#### WHAT YOU NEED TO DO:
Return the lines of the listing below word for word, starting with its very first line and going on through the line that contains "payment-type-select[interactable]: Wszystkie typy", including both of those lines. Give back those lines and nothing more.

(Coordinate annotation records)
--------------------

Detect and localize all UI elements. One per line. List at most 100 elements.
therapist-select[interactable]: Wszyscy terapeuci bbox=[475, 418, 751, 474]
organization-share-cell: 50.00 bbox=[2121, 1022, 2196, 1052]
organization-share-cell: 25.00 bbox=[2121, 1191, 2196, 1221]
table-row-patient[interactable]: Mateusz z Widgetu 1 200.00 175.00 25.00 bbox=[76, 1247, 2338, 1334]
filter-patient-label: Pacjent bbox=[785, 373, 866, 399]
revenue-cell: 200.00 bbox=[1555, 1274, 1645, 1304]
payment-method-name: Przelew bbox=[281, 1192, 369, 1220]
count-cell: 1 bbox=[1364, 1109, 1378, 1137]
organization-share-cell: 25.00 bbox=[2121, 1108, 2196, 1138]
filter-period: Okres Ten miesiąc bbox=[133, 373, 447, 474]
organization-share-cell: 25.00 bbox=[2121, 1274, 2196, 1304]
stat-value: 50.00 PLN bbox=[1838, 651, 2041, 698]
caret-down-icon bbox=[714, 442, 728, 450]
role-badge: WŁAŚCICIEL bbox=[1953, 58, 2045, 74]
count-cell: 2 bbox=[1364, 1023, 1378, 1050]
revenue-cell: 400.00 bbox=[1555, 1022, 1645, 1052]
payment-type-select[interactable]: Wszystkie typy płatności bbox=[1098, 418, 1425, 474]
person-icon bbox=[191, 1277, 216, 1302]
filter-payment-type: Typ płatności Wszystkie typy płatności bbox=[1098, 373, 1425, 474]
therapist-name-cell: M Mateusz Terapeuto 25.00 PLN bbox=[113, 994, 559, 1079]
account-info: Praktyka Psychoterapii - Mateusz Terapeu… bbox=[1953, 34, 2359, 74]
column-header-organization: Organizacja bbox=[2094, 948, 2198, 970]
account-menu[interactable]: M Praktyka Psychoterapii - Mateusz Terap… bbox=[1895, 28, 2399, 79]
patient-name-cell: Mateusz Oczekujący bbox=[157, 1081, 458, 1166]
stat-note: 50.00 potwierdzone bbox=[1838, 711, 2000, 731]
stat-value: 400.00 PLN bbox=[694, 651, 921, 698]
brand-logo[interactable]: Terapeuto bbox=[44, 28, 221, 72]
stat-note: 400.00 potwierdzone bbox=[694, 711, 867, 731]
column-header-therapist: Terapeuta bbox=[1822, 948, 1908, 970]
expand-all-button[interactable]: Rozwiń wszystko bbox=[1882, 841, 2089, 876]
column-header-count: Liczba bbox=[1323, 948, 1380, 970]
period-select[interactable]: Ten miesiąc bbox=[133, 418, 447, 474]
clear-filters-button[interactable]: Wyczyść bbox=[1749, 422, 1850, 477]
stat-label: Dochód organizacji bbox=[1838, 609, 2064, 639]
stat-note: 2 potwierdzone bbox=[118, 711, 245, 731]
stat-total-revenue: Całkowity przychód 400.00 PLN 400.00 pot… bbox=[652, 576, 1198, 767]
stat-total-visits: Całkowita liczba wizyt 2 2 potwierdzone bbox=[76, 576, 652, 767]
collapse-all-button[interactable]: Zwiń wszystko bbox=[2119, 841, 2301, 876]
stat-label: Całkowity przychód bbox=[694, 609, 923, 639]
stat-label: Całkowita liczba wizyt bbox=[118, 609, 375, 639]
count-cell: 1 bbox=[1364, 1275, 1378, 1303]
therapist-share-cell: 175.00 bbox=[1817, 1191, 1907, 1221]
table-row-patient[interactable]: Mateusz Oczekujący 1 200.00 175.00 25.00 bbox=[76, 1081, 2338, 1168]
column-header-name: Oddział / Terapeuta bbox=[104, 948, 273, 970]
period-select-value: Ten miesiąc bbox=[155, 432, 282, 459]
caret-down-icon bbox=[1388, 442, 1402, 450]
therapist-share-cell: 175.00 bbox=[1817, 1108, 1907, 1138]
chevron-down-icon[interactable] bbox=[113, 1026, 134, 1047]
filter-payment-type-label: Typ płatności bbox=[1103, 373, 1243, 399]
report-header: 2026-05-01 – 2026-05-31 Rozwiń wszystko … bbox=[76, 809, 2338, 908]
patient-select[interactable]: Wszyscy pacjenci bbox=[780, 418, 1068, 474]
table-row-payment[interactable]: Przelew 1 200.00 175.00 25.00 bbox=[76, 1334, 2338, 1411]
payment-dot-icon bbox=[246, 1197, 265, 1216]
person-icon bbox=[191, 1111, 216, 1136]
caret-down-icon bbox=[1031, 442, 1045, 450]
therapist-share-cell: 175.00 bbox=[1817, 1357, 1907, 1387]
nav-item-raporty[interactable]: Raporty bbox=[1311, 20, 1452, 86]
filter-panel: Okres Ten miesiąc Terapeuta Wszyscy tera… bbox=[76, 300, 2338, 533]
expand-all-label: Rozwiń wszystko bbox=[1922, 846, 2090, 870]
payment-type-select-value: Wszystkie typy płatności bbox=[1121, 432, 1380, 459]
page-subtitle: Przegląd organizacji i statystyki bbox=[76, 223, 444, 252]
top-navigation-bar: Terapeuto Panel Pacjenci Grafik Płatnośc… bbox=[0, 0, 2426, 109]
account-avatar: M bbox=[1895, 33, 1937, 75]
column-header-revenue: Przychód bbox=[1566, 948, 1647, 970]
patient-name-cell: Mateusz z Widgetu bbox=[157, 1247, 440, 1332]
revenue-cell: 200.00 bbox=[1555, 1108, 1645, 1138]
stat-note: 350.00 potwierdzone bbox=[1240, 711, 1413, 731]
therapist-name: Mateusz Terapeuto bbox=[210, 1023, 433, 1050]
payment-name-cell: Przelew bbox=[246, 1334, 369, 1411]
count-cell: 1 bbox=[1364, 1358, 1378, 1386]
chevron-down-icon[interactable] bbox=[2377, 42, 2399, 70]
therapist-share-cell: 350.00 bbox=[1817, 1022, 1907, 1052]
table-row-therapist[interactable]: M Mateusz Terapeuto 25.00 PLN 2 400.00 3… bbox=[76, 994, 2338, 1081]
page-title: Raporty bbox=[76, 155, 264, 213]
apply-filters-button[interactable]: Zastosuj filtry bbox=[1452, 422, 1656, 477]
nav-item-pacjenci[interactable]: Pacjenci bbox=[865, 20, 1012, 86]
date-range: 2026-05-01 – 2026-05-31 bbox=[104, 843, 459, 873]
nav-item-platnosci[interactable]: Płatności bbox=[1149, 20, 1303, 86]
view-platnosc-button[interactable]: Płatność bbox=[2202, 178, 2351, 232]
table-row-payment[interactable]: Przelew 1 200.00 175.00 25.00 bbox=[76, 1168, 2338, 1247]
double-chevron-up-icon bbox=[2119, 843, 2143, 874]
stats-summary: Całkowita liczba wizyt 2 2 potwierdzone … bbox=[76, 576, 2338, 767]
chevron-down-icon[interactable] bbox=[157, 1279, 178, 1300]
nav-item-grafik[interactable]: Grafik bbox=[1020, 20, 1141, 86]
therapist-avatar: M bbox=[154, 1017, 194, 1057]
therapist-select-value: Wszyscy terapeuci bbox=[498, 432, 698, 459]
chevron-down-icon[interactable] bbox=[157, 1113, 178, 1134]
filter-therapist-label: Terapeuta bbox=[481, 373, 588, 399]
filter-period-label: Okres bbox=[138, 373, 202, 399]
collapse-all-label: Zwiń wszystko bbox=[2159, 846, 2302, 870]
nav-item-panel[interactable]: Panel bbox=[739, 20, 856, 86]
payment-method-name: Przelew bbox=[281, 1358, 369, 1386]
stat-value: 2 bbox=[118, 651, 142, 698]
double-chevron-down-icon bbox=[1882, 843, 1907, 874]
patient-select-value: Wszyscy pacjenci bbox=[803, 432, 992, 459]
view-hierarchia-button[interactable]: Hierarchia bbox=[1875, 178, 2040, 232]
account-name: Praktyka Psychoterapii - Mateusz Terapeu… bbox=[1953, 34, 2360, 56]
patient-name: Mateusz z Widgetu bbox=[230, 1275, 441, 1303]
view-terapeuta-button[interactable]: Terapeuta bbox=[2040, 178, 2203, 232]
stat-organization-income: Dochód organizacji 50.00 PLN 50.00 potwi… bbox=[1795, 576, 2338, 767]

--------------------

#### TASK SOLUTION:
Detect and localize all UI elements. One per line. List at most 100 elements.
therapist-select[interactable]: Wszyscy terapeuci bbox=[475, 418, 751, 474]
organization-share-cell: 50.00 bbox=[2121, 1022, 2196, 1052]
organization-share-cell: 25.00 bbox=[2121, 1191, 2196, 1221]
table-row-patient[interactable]: Mateusz z Widgetu 1 200.00 175.00 25.00 bbox=[76, 1247, 2338, 1334]
filter-patient-label: Pacjent bbox=[785, 373, 866, 399]
revenue-cell: 200.00 bbox=[1555, 1274, 1645, 1304]
payment-method-name: Przelew bbox=[281, 1192, 369, 1220]
count-cell: 1 bbox=[1364, 1109, 1378, 1137]
organization-share-cell: 25.00 bbox=[2121, 1108, 2196, 1138]
filter-period: Okres Ten miesiąc bbox=[133, 373, 447, 474]
organization-share-cell: 25.00 bbox=[2121, 1274, 2196, 1304]
stat-value: 50.00 PLN bbox=[1838, 651, 2041, 698]
caret-down-icon bbox=[714, 442, 728, 450]
role-badge: WŁAŚCICIEL bbox=[1953, 58, 2045, 74]
count-cell: 2 bbox=[1364, 1023, 1378, 1050]
revenue-cell: 400.00 bbox=[1555, 1022, 1645, 1052]
payment-type-select[interactable]: Wszystkie typy płatności bbox=[1098, 418, 1425, 474]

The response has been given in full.